= WHAT IS ASKED =
Using the entries that follow, collect the lines where the word "Americans" appears.

= INFORMATION PROVIDED =
━━━━━━━━━━━━━━━━━━━━━━━━━━━━━━

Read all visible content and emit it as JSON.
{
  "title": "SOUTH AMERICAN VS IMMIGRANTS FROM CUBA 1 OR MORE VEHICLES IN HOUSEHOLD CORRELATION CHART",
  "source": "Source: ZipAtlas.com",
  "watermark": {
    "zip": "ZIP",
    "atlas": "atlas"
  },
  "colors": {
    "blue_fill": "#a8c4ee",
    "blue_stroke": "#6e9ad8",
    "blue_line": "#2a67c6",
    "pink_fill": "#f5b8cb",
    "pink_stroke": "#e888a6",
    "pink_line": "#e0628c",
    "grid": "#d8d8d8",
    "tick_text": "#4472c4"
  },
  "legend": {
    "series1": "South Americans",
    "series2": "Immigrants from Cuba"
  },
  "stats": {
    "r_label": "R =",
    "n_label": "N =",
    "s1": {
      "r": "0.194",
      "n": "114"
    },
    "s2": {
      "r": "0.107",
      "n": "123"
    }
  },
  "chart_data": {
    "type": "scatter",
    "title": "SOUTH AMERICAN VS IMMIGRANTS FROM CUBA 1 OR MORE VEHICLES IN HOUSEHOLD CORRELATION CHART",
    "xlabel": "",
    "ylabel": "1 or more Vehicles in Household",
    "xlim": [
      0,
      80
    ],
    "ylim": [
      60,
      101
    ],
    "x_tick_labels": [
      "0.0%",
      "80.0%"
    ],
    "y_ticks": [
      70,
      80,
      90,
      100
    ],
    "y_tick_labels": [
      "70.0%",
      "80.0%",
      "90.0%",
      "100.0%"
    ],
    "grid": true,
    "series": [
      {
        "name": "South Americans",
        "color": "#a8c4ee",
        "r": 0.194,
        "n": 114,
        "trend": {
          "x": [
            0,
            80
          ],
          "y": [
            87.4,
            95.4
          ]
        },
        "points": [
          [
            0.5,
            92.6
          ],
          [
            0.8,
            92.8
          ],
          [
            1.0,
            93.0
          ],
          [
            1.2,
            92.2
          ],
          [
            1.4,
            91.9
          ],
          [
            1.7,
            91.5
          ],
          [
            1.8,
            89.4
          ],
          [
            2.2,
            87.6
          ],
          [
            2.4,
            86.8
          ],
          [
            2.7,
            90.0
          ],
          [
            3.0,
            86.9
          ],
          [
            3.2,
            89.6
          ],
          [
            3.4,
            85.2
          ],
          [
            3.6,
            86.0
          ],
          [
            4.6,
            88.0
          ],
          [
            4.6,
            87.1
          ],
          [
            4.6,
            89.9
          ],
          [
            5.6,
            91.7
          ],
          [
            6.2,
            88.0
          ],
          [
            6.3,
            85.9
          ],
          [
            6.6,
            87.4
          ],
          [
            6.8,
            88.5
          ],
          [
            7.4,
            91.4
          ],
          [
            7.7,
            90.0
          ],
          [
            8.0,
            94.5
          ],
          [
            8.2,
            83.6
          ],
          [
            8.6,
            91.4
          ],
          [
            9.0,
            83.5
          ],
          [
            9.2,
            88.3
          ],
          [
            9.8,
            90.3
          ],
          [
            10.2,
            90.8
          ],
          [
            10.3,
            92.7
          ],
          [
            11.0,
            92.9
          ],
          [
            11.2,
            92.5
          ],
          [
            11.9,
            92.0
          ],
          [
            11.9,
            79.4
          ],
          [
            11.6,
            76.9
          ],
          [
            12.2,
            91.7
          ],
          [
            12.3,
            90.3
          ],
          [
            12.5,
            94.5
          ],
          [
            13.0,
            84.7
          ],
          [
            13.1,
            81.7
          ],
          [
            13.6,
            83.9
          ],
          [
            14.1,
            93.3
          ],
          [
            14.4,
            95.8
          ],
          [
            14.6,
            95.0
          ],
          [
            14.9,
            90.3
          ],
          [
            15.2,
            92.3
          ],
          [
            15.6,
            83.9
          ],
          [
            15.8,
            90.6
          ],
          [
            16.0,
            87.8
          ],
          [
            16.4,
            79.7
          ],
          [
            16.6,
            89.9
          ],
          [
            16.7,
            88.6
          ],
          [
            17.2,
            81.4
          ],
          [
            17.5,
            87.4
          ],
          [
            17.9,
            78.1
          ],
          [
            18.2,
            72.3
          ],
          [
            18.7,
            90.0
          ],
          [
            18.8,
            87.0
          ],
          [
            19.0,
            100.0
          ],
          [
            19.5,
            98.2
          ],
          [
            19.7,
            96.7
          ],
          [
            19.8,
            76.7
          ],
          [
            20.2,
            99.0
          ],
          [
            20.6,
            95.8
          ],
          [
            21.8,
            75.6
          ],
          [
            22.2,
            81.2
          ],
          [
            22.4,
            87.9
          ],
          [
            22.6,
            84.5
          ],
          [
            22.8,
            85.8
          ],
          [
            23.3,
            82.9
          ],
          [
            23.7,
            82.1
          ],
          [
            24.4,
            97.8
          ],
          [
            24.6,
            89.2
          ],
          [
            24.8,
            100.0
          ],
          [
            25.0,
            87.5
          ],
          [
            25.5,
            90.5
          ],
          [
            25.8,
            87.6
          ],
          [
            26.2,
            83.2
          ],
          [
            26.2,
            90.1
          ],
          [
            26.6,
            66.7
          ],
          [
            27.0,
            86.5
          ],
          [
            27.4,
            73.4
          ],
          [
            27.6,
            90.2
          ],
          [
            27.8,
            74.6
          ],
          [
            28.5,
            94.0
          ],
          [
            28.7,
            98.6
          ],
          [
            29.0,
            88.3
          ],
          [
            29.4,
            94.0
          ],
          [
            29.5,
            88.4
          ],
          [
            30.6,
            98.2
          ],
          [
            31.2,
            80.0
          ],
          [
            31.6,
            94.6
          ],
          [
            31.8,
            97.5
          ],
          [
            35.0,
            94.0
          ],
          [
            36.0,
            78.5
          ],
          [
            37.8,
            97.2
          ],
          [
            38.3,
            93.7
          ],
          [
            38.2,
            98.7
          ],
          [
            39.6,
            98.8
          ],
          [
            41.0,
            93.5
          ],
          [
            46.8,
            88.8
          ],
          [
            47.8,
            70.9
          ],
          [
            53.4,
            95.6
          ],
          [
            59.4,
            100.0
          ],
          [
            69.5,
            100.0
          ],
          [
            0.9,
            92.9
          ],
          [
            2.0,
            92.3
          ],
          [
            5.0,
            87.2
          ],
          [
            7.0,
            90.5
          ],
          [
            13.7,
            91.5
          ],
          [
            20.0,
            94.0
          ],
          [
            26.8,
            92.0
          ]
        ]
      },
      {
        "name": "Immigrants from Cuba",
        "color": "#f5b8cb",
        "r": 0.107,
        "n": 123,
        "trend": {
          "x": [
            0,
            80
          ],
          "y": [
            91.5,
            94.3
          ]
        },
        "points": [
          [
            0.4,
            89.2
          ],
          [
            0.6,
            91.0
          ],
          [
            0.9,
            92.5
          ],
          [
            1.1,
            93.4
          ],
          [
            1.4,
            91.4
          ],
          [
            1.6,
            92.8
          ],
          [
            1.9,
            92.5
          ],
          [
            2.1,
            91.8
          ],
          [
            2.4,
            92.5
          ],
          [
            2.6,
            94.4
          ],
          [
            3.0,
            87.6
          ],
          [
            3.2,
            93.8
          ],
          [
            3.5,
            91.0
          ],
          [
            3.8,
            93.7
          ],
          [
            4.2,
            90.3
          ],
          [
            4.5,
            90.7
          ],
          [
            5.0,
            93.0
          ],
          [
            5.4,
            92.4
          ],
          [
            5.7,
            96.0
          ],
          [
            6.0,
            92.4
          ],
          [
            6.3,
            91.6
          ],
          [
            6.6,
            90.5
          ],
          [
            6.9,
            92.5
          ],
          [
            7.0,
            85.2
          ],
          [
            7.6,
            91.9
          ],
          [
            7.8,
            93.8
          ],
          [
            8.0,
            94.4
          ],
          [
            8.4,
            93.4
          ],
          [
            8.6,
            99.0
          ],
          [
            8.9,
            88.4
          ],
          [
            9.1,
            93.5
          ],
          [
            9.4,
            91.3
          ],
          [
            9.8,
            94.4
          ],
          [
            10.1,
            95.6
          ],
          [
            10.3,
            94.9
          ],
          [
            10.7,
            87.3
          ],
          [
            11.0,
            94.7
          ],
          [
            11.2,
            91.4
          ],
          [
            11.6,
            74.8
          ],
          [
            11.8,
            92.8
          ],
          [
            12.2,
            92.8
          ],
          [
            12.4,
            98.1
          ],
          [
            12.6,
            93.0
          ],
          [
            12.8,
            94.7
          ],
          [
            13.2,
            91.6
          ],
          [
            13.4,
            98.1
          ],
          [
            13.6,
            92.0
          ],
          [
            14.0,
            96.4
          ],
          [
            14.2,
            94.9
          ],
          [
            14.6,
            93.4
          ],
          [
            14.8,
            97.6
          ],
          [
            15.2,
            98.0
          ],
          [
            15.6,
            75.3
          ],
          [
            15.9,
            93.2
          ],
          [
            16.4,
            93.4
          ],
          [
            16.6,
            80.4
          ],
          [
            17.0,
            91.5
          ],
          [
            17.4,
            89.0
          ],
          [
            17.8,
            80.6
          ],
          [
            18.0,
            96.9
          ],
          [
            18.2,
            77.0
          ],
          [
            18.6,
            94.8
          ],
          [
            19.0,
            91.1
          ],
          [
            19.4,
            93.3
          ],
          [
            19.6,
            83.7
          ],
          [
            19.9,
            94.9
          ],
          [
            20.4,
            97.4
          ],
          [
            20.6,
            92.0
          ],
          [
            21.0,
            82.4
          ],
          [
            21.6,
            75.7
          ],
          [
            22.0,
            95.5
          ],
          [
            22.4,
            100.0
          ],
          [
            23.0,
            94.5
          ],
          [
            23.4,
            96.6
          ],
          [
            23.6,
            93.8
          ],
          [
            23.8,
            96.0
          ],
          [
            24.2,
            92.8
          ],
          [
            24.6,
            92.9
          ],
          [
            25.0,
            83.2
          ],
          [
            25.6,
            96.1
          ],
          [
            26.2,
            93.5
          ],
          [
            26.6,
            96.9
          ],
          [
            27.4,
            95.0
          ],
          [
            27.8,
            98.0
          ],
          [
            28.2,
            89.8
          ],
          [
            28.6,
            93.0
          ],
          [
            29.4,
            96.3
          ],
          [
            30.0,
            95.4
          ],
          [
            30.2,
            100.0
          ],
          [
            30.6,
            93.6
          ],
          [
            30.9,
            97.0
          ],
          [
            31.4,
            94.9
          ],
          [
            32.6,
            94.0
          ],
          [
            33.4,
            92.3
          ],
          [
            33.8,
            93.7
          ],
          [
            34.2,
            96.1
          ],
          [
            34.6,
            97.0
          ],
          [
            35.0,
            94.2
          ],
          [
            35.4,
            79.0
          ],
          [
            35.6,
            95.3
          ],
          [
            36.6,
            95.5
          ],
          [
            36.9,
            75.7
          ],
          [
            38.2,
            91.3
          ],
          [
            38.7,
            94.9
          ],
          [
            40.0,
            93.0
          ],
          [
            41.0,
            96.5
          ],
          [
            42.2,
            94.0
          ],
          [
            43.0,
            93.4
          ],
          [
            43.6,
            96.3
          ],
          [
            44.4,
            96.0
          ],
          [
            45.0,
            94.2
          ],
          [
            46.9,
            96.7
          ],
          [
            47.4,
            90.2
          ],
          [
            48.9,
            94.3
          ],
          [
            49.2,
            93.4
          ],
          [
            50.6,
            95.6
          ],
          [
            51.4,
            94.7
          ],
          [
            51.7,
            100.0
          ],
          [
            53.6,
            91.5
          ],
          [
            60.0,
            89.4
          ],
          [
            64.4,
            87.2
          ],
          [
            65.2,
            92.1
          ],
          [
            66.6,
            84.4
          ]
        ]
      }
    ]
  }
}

━━━━━━━━━━━━━━━━━━━━━━━━━━━━━━

= ANSWER TO THIS EXERCISE =
    "series1": "South Americans",
        "name": "South Americans",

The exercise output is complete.